Data items
★ ★ ★

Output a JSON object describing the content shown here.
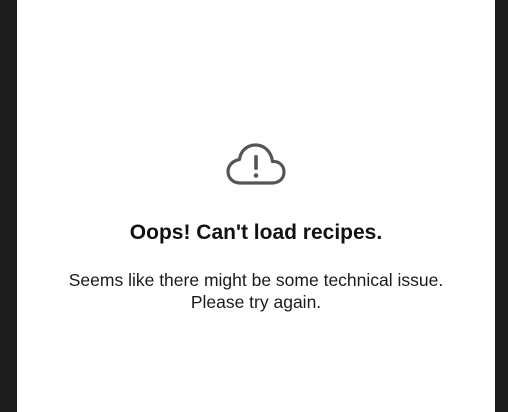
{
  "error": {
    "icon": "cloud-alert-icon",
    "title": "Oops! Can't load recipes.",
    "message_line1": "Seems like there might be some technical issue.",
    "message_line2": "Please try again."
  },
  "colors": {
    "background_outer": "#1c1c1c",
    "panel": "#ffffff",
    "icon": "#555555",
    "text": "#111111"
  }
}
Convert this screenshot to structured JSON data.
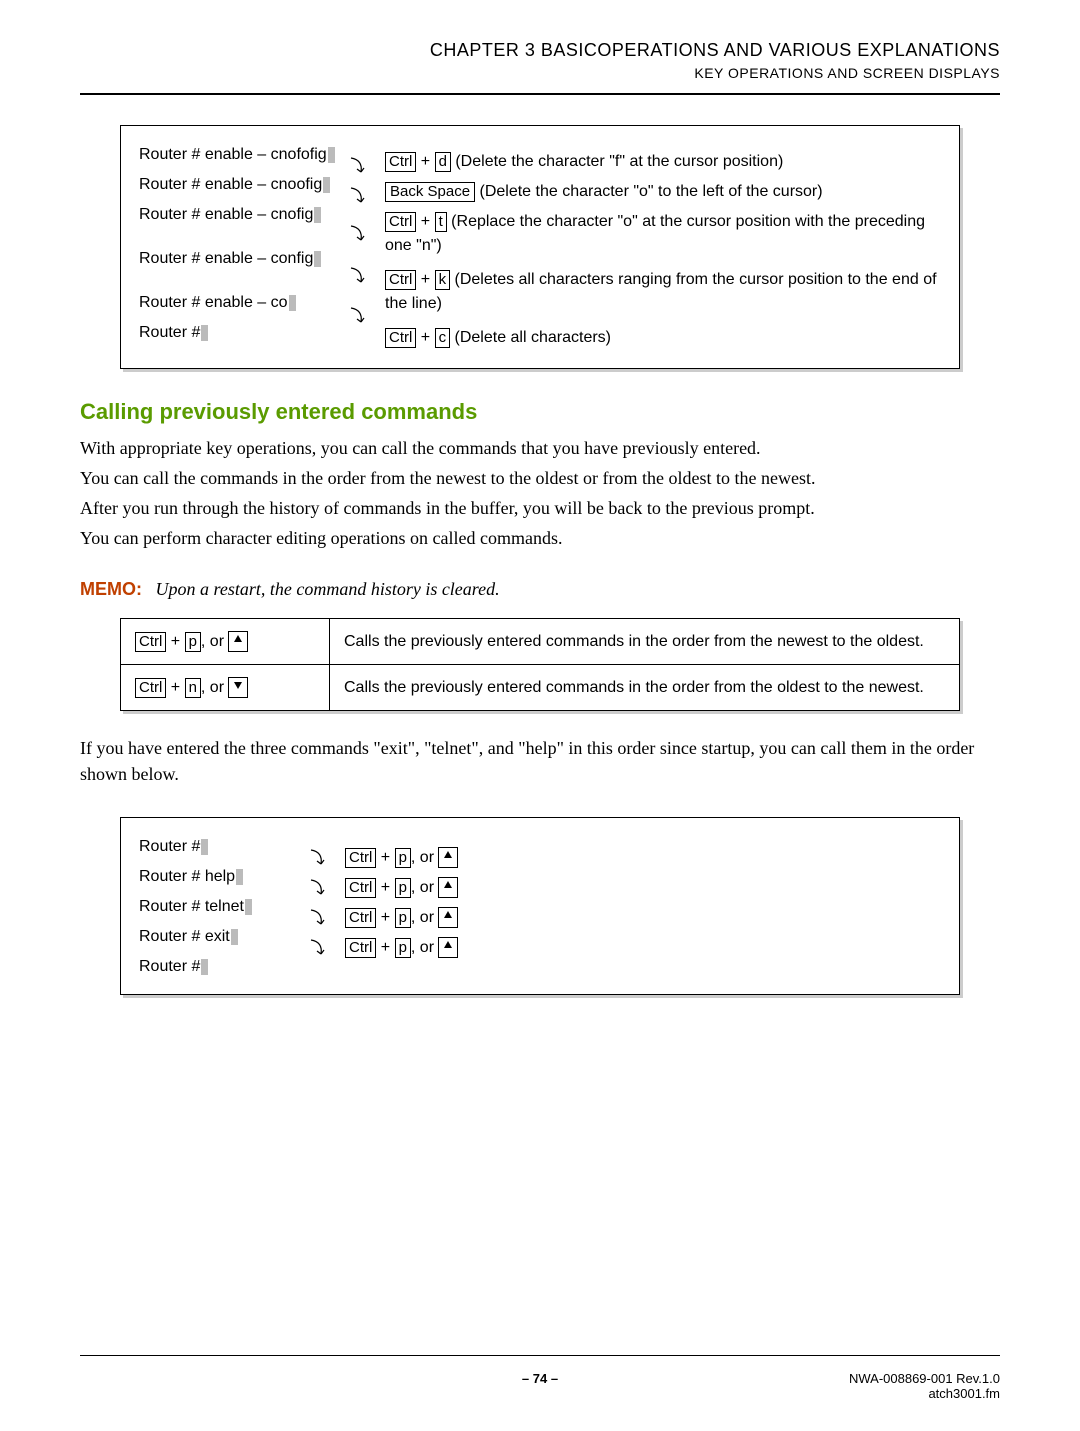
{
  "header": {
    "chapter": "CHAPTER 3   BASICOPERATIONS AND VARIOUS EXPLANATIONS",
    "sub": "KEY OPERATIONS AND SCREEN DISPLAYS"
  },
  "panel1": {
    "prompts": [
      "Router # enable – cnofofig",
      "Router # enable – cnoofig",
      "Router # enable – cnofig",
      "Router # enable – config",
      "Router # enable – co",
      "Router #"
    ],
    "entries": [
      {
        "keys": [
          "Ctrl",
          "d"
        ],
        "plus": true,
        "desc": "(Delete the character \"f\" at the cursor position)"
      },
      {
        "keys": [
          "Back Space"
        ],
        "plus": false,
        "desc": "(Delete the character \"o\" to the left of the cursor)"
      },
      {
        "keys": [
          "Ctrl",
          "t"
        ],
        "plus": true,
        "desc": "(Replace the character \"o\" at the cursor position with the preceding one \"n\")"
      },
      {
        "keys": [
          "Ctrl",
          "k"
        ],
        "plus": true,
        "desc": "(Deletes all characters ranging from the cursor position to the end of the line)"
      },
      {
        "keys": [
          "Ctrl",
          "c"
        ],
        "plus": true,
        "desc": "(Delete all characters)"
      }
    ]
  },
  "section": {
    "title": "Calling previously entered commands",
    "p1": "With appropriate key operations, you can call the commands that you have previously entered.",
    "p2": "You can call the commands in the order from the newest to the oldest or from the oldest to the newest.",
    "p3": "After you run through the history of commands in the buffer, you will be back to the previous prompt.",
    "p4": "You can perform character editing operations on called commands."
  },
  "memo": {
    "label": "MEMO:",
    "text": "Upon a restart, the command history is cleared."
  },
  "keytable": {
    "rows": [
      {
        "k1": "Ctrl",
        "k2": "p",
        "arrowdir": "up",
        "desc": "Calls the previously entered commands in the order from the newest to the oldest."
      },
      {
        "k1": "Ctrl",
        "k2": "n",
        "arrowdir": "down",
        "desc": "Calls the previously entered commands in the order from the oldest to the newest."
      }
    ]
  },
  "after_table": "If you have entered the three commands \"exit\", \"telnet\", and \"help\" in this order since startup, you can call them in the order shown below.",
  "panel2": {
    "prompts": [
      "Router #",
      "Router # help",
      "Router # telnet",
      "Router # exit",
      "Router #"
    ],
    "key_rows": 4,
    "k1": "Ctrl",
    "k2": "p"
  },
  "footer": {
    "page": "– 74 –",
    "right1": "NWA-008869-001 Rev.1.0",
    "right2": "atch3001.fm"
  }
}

★ ★ ★

Transcribe the records word for word and include no pictures.

- _TASK RESULT_:
Output a JSON object describing the content shown here.
{
  "error": {
    "icon": "cloud-alert-icon",
    "title": "Oops! Can't load recipes.",
    "message_line1": "Seems like there might be some technical issue.",
    "message_line2": "Please try again."
  },
  "colors": {
    "background_outer": "#1c1c1c",
    "panel": "#ffffff",
    "icon": "#555555",
    "text": "#111111"
  }
}
Convert this screenshot to structured JSON data.
{
  "header": {
    "chapter": "CHAPTER 3   BASICOPERATIONS AND VARIOUS EXPLANATIONS",
    "sub": "KEY OPERATIONS AND SCREEN DISPLAYS"
  },
  "panel1": {
    "prompts": [
      "Router # enable – cnofofig",
      "Router # enable – cnoofig",
      "Router # enable – cnofig",
      "Router # enable – config",
      "Router # enable – co",
      "Router #"
    ],
    "entries": [
      {
        "keys": [
          "Ctrl",
          "d"
        ],
        "plus": true,
        "desc": "(Delete the character \"f\" at the cursor position)"
      },
      {
        "keys": [
          "Back Space"
        ],
        "plus": false,
        "desc": "(Delete the character \"o\" to the left of the cursor)"
      },
      {
        "keys": [
          "Ctrl",
          "t"
        ],
        "plus": true,
        "desc": "(Replace the character \"o\" at the cursor position with the preceding one \"n\")"
      },
      {
        "keys": [
          "Ctrl",
          "k"
        ],
        "plus": true,
        "desc": "(Deletes all characters ranging from the cursor position to the end of the line)"
      },
      {
        "keys": [
          "Ctrl",
          "c"
        ],
        "plus": true,
        "desc": "(Delete all characters)"
      }
    ]
  },
  "section": {
    "title": "Calling previously entered commands",
    "p1": "With appropriate key operations, you can call the commands that you have previously entered.",
    "p2": "You can call the commands in the order from the newest to the oldest or from the oldest to the newest.",
    "p3": "After you run through the history of commands in the buffer, you will be back to the previous prompt.",
    "p4": "You can perform character editing operations on called commands."
  },
  "memo": {
    "label": "MEMO:",
    "text": "Upon a restart, the command history is cleared."
  },
  "keytable": {
    "rows": [
      {
        "k1": "Ctrl",
        "k2": "p",
        "arrowdir": "up",
        "desc": "Calls the previously entered commands in the order from the newest to the oldest."
      },
      {
        "k1": "Ctrl",
        "k2": "n",
        "arrowdir": "down",
        "desc": "Calls the previously entered commands in the order from the oldest to the newest."
      }
    ]
  },
  "after_table": "If you have entered the three commands \"exit\", \"telnet\", and \"help\" in this order since startup, you can call them in the order shown below.",
  "panel2": {
    "prompts": [
      "Router #",
      "Router # help",
      "Router # telnet",
      "Router # exit",
      "Router #"
    ],
    "key_rows": 4,
    "k1": "Ctrl",
    "k2": "p"
  },
  "footer": {
    "page": "– 74 –",
    "right1": "NWA-008869-001 Rev.1.0",
    "right2": "atch3001.fm"
  }
}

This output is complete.